Pick out all lines with the word "Sessions" from the records that follow.

(Figure record extracts)
::::::

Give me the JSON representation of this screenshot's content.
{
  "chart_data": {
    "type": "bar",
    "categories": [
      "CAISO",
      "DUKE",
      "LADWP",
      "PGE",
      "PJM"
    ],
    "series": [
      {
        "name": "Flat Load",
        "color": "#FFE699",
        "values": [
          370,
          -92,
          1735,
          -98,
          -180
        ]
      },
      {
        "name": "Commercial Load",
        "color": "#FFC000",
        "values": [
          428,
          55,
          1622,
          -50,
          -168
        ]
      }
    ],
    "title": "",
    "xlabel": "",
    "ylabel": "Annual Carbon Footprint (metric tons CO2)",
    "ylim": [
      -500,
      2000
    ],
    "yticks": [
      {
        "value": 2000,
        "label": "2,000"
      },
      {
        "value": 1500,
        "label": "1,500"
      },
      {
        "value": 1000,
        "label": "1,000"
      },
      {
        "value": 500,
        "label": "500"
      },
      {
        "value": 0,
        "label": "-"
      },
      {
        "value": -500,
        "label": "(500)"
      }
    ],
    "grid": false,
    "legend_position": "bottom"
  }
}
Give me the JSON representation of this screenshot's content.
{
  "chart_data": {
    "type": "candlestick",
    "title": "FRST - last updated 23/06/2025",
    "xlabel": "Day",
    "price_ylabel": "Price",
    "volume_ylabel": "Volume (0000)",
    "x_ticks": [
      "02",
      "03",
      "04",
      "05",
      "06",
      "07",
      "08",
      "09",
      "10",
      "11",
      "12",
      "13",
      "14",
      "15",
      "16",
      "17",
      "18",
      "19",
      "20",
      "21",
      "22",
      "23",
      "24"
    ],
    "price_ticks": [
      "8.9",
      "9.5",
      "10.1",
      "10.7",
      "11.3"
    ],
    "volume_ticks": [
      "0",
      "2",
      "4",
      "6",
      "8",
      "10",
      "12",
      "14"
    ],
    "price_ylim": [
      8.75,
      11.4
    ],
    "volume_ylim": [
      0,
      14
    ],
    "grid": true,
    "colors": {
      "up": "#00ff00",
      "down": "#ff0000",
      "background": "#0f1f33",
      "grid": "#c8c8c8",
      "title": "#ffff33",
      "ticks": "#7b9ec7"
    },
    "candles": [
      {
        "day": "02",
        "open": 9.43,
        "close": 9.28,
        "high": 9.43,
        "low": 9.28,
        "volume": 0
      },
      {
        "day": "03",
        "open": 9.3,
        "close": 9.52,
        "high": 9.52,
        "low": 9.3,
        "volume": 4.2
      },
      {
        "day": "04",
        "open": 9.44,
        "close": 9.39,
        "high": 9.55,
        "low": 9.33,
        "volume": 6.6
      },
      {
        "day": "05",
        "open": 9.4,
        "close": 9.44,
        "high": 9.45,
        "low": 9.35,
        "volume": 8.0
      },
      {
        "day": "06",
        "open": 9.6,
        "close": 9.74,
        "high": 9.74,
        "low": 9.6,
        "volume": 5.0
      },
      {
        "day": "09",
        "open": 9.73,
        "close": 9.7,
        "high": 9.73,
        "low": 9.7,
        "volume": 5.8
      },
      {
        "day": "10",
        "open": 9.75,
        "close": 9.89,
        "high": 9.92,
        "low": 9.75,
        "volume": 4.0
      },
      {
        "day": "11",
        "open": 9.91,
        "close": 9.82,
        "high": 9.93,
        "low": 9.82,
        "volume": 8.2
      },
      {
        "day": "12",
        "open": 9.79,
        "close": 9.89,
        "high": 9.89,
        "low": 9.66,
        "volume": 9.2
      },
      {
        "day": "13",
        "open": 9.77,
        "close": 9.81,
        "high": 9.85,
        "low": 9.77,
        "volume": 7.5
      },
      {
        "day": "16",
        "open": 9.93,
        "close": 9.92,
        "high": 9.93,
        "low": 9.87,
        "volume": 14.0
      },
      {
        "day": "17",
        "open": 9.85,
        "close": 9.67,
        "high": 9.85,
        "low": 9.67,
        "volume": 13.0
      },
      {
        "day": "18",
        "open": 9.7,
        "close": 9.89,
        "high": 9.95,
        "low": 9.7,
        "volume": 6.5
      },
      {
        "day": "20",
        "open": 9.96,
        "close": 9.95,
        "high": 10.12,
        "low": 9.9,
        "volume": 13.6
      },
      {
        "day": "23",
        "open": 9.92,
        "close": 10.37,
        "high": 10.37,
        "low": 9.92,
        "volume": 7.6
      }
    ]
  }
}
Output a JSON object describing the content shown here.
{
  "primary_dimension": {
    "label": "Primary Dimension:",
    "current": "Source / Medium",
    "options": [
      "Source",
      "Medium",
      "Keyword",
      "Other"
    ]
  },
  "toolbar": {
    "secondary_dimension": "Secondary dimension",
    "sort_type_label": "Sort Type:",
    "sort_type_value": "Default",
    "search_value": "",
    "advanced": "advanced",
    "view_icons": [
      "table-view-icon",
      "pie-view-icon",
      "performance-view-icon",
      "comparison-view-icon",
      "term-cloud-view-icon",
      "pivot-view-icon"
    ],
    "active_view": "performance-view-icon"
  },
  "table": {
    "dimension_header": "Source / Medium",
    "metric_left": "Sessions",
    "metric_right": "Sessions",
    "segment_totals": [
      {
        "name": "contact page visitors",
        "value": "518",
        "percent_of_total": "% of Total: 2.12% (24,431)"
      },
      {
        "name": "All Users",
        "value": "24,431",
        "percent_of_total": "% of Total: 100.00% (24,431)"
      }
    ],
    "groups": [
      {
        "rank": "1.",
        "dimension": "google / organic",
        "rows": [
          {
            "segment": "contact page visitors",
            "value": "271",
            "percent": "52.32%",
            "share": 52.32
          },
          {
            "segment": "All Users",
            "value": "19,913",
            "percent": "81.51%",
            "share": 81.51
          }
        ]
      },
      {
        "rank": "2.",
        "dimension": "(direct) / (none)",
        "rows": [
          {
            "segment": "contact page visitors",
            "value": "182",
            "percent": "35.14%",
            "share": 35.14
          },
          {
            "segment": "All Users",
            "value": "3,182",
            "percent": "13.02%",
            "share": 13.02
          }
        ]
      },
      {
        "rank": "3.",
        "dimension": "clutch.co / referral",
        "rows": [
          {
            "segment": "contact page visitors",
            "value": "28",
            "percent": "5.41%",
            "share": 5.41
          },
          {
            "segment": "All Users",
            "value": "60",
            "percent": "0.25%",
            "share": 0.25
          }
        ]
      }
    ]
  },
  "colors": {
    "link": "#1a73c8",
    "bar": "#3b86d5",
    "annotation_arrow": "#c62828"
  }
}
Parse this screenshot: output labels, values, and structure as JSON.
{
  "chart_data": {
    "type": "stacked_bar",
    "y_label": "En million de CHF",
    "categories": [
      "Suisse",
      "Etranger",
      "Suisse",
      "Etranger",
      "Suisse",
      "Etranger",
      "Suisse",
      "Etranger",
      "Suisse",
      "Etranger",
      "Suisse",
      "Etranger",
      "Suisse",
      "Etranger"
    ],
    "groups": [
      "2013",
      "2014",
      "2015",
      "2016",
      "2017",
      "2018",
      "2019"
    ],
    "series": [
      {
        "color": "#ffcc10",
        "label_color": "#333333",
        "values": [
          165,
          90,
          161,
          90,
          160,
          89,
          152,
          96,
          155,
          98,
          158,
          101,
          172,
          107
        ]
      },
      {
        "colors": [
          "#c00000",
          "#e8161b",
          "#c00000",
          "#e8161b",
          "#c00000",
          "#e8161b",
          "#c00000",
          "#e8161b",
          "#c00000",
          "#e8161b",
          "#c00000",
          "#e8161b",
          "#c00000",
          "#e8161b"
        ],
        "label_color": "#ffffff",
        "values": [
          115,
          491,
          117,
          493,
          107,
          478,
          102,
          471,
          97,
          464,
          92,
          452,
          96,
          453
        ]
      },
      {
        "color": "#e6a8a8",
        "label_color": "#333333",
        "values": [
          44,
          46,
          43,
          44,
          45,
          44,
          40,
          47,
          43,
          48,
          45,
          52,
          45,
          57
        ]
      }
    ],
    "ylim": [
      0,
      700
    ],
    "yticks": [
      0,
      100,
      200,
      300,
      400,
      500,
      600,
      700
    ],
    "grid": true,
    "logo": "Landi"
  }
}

::::::

*WRITTEN ANSWER*:
    "metric_left": "Sessions",
    "metric_right": "Sessions",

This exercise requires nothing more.